[Records]
▶
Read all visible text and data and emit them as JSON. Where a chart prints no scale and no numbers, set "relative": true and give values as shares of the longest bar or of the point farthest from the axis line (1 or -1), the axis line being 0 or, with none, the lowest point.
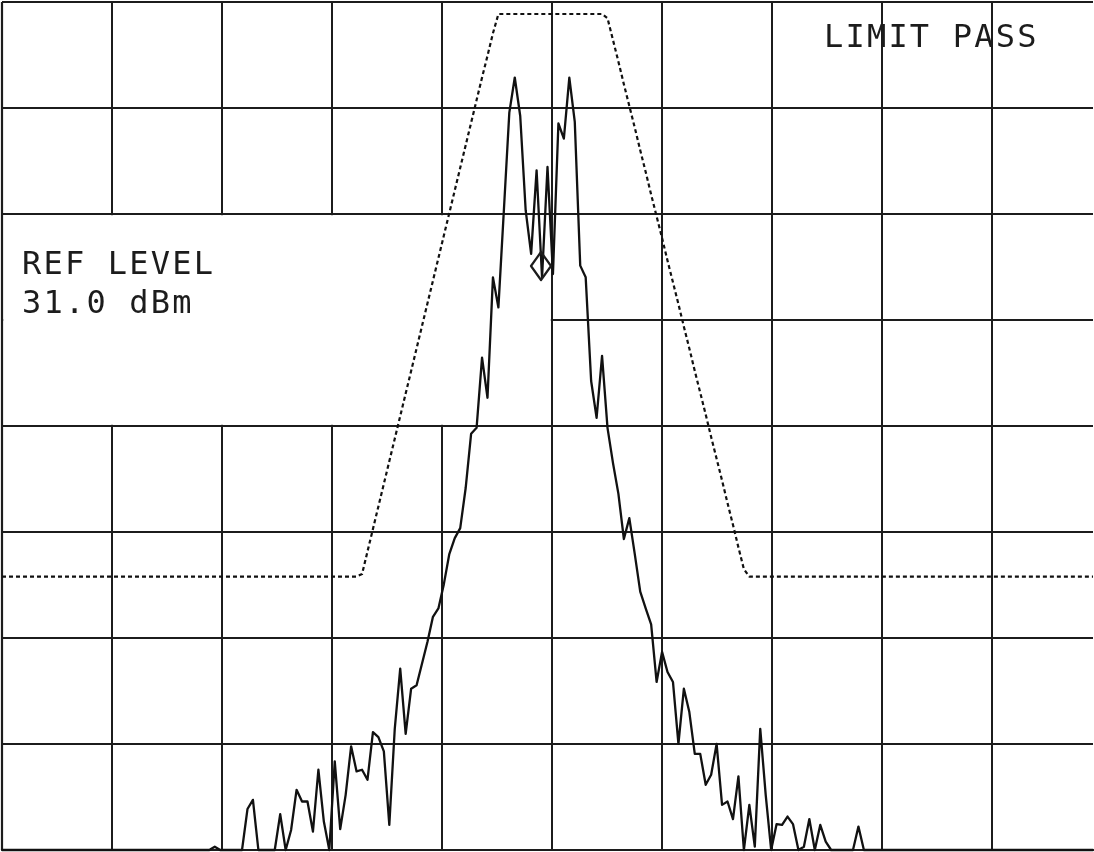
{
  "chart_data": {
    "type": "line",
    "relative": true,
    "grid": true,
    "annotations": [
      "LIMIT PASS",
      "REF LEVEL\n31.0 dBm"
    ],
    "categories": [
      null,
      null,
      null,
      null,
      null,
      null,
      null,
      null,
      null,
      null,
      null,
      null,
      null,
      null,
      null,
      null,
      null,
      null,
      null,
      null,
      null,
      null,
      null,
      null,
      null,
      null,
      null,
      null,
      null,
      null,
      null,
      null,
      null,
      null,
      null,
      null,
      null,
      null,
      null,
      null,
      null,
      null,
      null,
      null,
      null,
      null,
      null,
      null,
      null,
      null,
      null,
      null,
      null,
      null,
      null,
      null,
      null,
      null,
      null,
      null,
      null,
      null,
      null,
      null,
      null,
      null,
      null,
      null,
      null,
      null,
      null,
      null,
      null,
      null,
      null,
      null,
      null,
      null,
      null,
      null,
      null,
      null,
      null,
      null,
      null,
      null,
      null,
      null,
      null,
      null,
      null,
      null,
      null,
      null,
      null,
      null,
      null,
      null,
      null,
      null,
      null,
      null,
      null,
      null,
      null,
      null,
      null,
      null,
      null,
      null,
      null,
      null,
      null,
      null,
      null,
      null,
      null,
      null,
      null,
      null,
      null,
      null,
      null,
      null,
      null,
      null,
      null,
      null,
      null,
      null,
      null,
      null,
      null,
      null,
      null,
      null,
      null,
      null,
      null,
      null,
      null,
      null,
      null,
      null,
      null,
      null,
      null,
      null,
      null,
      null,
      null,
      null,
      null,
      null,
      null,
      null,
      null,
      null,
      null,
      null,
      null,
      null,
      null,
      null,
      null,
      null,
      null,
      null,
      null,
      null,
      null,
      null,
      null,
      null,
      null,
      null,
      null,
      null,
      null,
      null,
      null,
      null,
      null,
      null,
      null,
      null,
      null,
      null,
      null,
      null,
      null,
      null,
      null,
      null,
      null,
      null,
      null,
      null,
      null,
      null,
      null
    ],
    "series": [
      {
        "color": "#111111",
        "values": [
          0,
          0,
          0,
          0,
          0,
          0,
          0,
          0,
          0,
          0,
          0,
          0,
          0,
          0,
          0,
          0,
          0,
          0,
          0,
          0,
          0,
          0,
          0,
          0,
          0,
          0,
          0,
          0,
          0,
          0,
          0,
          0,
          0,
          0,
          0,
          0,
          0,
          0,
          0,
          0.004,
          0,
          0,
          0,
          0,
          0,
          0.049,
          0.06,
          0,
          0,
          0,
          0,
          0.043,
          0,
          0.024,
          0.072,
          0.058,
          0.058,
          0.022,
          0.096,
          0.034,
          0,
          0.106,
          0.025,
          0.066,
          0.124,
          0.094,
          0.096,
          0.084,
          0.141,
          0.135,
          0.118,
          0.03,
          0.145,
          0.217,
          0.139,
          0.193,
          0.197,
          0.223,
          0.249,
          0.279,
          0.289,
          0.318,
          0.354,
          0.373,
          0.385,
          0.433,
          0.498,
          0.505,
          0.589,
          0.541,
          0.685,
          0.649,
          0.765,
          0.882,
          0.924,
          0.878,
          0.765,
          0.713,
          0.813,
          0.685,
          0.817,
          0.689,
          0.869,
          0.851,
          0.924,
          0.871,
          0.699,
          0.685,
          0.561,
          0.517,
          0.591,
          0.505,
          0.463,
          0.426,
          0.372,
          0.397,
          0.354,
          0.309,
          0.289,
          0.27,
          0.201,
          0.237,
          0.213,
          0.201,
          0.127,
          0.193,
          0.165,
          0.115,
          0.115,
          0.078,
          0.09,
          0.127,
          0.054,
          0.058,
          0.037,
          0.088,
          0,
          0.054,
          0.004,
          0.145,
          0.066,
          0,
          0.031,
          0.03,
          0.04,
          0.031,
          0,
          0.004,
          0.037,
          0,
          0.03,
          0.01,
          0,
          0,
          0,
          0,
          0,
          0.028,
          0,
          0,
          0,
          0,
          0,
          0,
          0,
          0,
          0,
          0,
          0,
          0,
          0,
          0,
          0,
          0,
          0,
          0,
          0,
          0,
          0,
          0,
          0,
          0,
          0,
          0,
          0,
          0,
          0,
          0,
          0,
          0,
          0,
          0,
          0,
          0,
          0,
          0,
          0,
          0,
          0,
          0,
          0
        ]
      },
      {
        "color": "#111111",
        "line_style": "dotted",
        "values": [
          0.327,
          0.327,
          0.327,
          0.327,
          0.327,
          0.327,
          0.327,
          0.327,
          0.327,
          0.327,
          0.327,
          0.327,
          0.327,
          0.327,
          0.327,
          0.327,
          0.327,
          0.327,
          0.327,
          0.327,
          0.327,
          0.327,
          0.327,
          0.327,
          0.327,
          0.327,
          0.327,
          0.327,
          0.327,
          0.327,
          0.327,
          0.327,
          0.327,
          0.327,
          0.327,
          0.327,
          0.327,
          0.327,
          0.327,
          0.327,
          0.327,
          0.327,
          0.327,
          0.327,
          0.327,
          0.327,
          0.327,
          0.327,
          0.327,
          0.327,
          0.327,
          0.327,
          0.327,
          0.327,
          0.327,
          0.327,
          0.327,
          0.327,
          0.327,
          0.327,
          0.327,
          0.327,
          0.327,
          0.327,
          0.327,
          0.327,
          0.33,
          0.357,
          0.384,
          0.411,
          0.438,
          0.465,
          0.492,
          0.519,
          0.546,
          0.573,
          0.6,
          0.627,
          0.654,
          0.681,
          0.708,
          0.735,
          0.762,
          0.789,
          0.816,
          0.843,
          0.87,
          0.897,
          0.924,
          0.95,
          0.977,
          1,
          1,
          1,
          1,
          1,
          1,
          1,
          1,
          1,
          1,
          1,
          1,
          1,
          1,
          1,
          1,
          1,
          1,
          1,
          1,
          0.995,
          0.969,
          0.943,
          0.916,
          0.89,
          0.864,
          0.837,
          0.811,
          0.784,
          0.758,
          0.732,
          0.705,
          0.679,
          0.653,
          0.626,
          0.6,
          0.573,
          0.547,
          0.521,
          0.494,
          0.468,
          0.442,
          0.415,
          0.389,
          0.362,
          0.336,
          0.327,
          0.327,
          0.327,
          0.327,
          0.327,
          0.327,
          0.327,
          0.327,
          0.327,
          0.327,
          0.327,
          0.327,
          0.327,
          0.327,
          0.327,
          0.327,
          0.327,
          0.327,
          0.327,
          0.327,
          0.327,
          0.327,
          0.327,
          0.327,
          0.327,
          0.327,
          0.327,
          0.327,
          0.327,
          0.327,
          0.327,
          0.327,
          0.327,
          0.327,
          0.327,
          0.327,
          0.327,
          0.327,
          0.327,
          0.327,
          0.327,
          0.327,
          0.327,
          0.327,
          0.327,
          0.327,
          0.327,
          0.327,
          0.327,
          0.327,
          0.327,
          0.327,
          0.327,
          0.327,
          0.327,
          0.327,
          0.327,
          0.327,
          0.327,
          0.327,
          0.327,
          0.327,
          0.327,
          0.327
        ]
      }
    ]
  }
}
◀
Skipping the pictures, transcribe each line above exactly as it appears.

Read all visible text and data and emit them as JSON. Where a chart prints no scale and no numbers, set "relative": true and give values as shares of the longest bar or of the point farthest from the axis line (1 or -1), the axis line being 0 or, with none, the lowest point.
{
  "chart_data": {
    "type": "line",
    "relative": true,
    "grid": true,
    "annotations": [
      "LIMIT PASS",
      "REF LEVEL\n31.0 dBm"
    ],
    "categories": [
      null,
      null,
      null,
      null,
      null,
      null,
      null,
      null,
      null,
      null,
      null,
      null,
      null,
      null,
      null,
      null,
      null,
      null,
      null,
      null,
      null,
      null,
      null,
      null,
      null,
      null,
      null,
      null,
      null,
      null,
      null,
      null,
      null,
      null,
      null,
      null,
      null,
      null,
      null,
      null,
      null,
      null,
      null,
      null,
      null,
      null,
      null,
      null,
      null,
      null,
      null,
      null,
      null,
      null,
      null,
      null,
      null,
      null,
      null,
      null,
      null,
      null,
      null,
      null,
      null,
      null,
      null,
      null,
      null,
      null,
      null,
      null,
      null,
      null,
      null,
      null,
      null,
      null,
      null,
      null,
      null,
      null,
      null,
      null,
      null,
      null,
      null,
      null,
      null,
      null,
      null,
      null,
      null,
      null,
      null,
      null,
      null,
      null,
      null,
      null,
      null,
      null,
      null,
      null,
      null,
      null,
      null,
      null,
      null,
      null,
      null,
      null,
      null,
      null,
      null,
      null,
      null,
      null,
      null,
      null,
      null,
      null,
      null,
      null,
      null,
      null,
      null,
      null,
      null,
      null,
      null,
      null,
      null,
      null,
      null,
      null,
      null,
      null,
      null,
      null,
      null,
      null,
      null,
      null,
      null,
      null,
      null,
      null,
      null,
      null,
      null,
      null,
      null,
      null,
      null,
      null,
      null,
      null,
      null,
      null,
      null,
      null,
      null,
      null,
      null,
      null,
      null,
      null,
      null,
      null,
      null,
      null,
      null,
      null,
      null,
      null,
      null,
      null,
      null,
      null,
      null,
      null,
      null,
      null,
      null,
      null,
      null,
      null,
      null,
      null,
      null,
      null,
      null,
      null,
      null,
      null,
      null,
      null,
      null,
      null,
      null
    ],
    "series": [
      {
        "color": "#111111",
        "values": [
          0,
          0,
          0,
          0,
          0,
          0,
          0,
          0,
          0,
          0,
          0,
          0,
          0,
          0,
          0,
          0,
          0,
          0,
          0,
          0,
          0,
          0,
          0,
          0,
          0,
          0,
          0,
          0,
          0,
          0,
          0,
          0,
          0,
          0,
          0,
          0,
          0,
          0,
          0,
          0.004,
          0,
          0,
          0,
          0,
          0,
          0.049,
          0.06,
          0,
          0,
          0,
          0,
          0.043,
          0,
          0.024,
          0.072,
          0.058,
          0.058,
          0.022,
          0.096,
          0.034,
          0,
          0.106,
          0.025,
          0.066,
          0.124,
          0.094,
          0.096,
          0.084,
          0.141,
          0.135,
          0.118,
          0.03,
          0.145,
          0.217,
          0.139,
          0.193,
          0.197,
          0.223,
          0.249,
          0.279,
          0.289,
          0.318,
          0.354,
          0.373,
          0.385,
          0.433,
          0.498,
          0.505,
          0.589,
          0.541,
          0.685,
          0.649,
          0.765,
          0.882,
          0.924,
          0.878,
          0.765,
          0.713,
          0.813,
          0.685,
          0.817,
          0.689,
          0.869,
          0.851,
          0.924,
          0.871,
          0.699,
          0.685,
          0.561,
          0.517,
          0.591,
          0.505,
          0.463,
          0.426,
          0.372,
          0.397,
          0.354,
          0.309,
          0.289,
          0.27,
          0.201,
          0.237,
          0.213,
          0.201,
          0.127,
          0.193,
          0.165,
          0.115,
          0.115,
          0.078,
          0.09,
          0.127,
          0.054,
          0.058,
          0.037,
          0.088,
          0,
          0.054,
          0.004,
          0.145,
          0.066,
          0,
          0.031,
          0.03,
          0.04,
          0.031,
          0,
          0.004,
          0.037,
          0,
          0.03,
          0.01,
          0,
          0,
          0,
          0,
          0,
          0.028,
          0,
          0,
          0,
          0,
          0,
          0,
          0,
          0,
          0,
          0,
          0,
          0,
          0,
          0,
          0,
          0,
          0,
          0,
          0,
          0,
          0,
          0,
          0,
          0,
          0,
          0,
          0,
          0,
          0,
          0,
          0,
          0,
          0,
          0,
          0,
          0,
          0,
          0,
          0,
          0,
          0,
          0,
          0
        ]
      },
      {
        "color": "#111111",
        "line_style": "dotted",
        "values": [
          0.327,
          0.327,
          0.327,
          0.327,
          0.327,
          0.327,
          0.327,
          0.327,
          0.327,
          0.327,
          0.327,
          0.327,
          0.327,
          0.327,
          0.327,
          0.327,
          0.327,
          0.327,
          0.327,
          0.327,
          0.327,
          0.327,
          0.327,
          0.327,
          0.327,
          0.327,
          0.327,
          0.327,
          0.327,
          0.327,
          0.327,
          0.327,
          0.327,
          0.327,
          0.327,
          0.327,
          0.327,
          0.327,
          0.327,
          0.327,
          0.327,
          0.327,
          0.327,
          0.327,
          0.327,
          0.327,
          0.327,
          0.327,
          0.327,
          0.327,
          0.327,
          0.327,
          0.327,
          0.327,
          0.327,
          0.327,
          0.327,
          0.327,
          0.327,
          0.327,
          0.327,
          0.327,
          0.327,
          0.327,
          0.327,
          0.327,
          0.33,
          0.357,
          0.384,
          0.411,
          0.438,
          0.465,
          0.492,
          0.519,
          0.546,
          0.573,
          0.6,
          0.627,
          0.654,
          0.681,
          0.708,
          0.735,
          0.762,
          0.789,
          0.816,
          0.843,
          0.87,
          0.897,
          0.924,
          0.95,
          0.977,
          1,
          1,
          1,
          1,
          1,
          1,
          1,
          1,
          1,
          1,
          1,
          1,
          1,
          1,
          1,
          1,
          1,
          1,
          1,
          1,
          0.995,
          0.969,
          0.943,
          0.916,
          0.89,
          0.864,
          0.837,
          0.811,
          0.784,
          0.758,
          0.732,
          0.705,
          0.679,
          0.653,
          0.626,
          0.6,
          0.573,
          0.547,
          0.521,
          0.494,
          0.468,
          0.442,
          0.415,
          0.389,
          0.362,
          0.336,
          0.327,
          0.327,
          0.327,
          0.327,
          0.327,
          0.327,
          0.327,
          0.327,
          0.327,
          0.327,
          0.327,
          0.327,
          0.327,
          0.327,
          0.327,
          0.327,
          0.327,
          0.327,
          0.327,
          0.327,
          0.327,
          0.327,
          0.327,
          0.327,
          0.327,
          0.327,
          0.327,
          0.327,
          0.327,
          0.327,
          0.327,
          0.327,
          0.327,
          0.327,
          0.327,
          0.327,
          0.327,
          0.327,
          0.327,
          0.327,
          0.327,
          0.327,
          0.327,
          0.327,
          0.327,
          0.327,
          0.327,
          0.327,
          0.327,
          0.327,
          0.327,
          0.327,
          0.327,
          0.327,
          0.327,
          0.327,
          0.327,
          0.327,
          0.327,
          0.327,
          0.327,
          0.327,
          0.327,
          0.327
        ]
      }
    ]
  }
}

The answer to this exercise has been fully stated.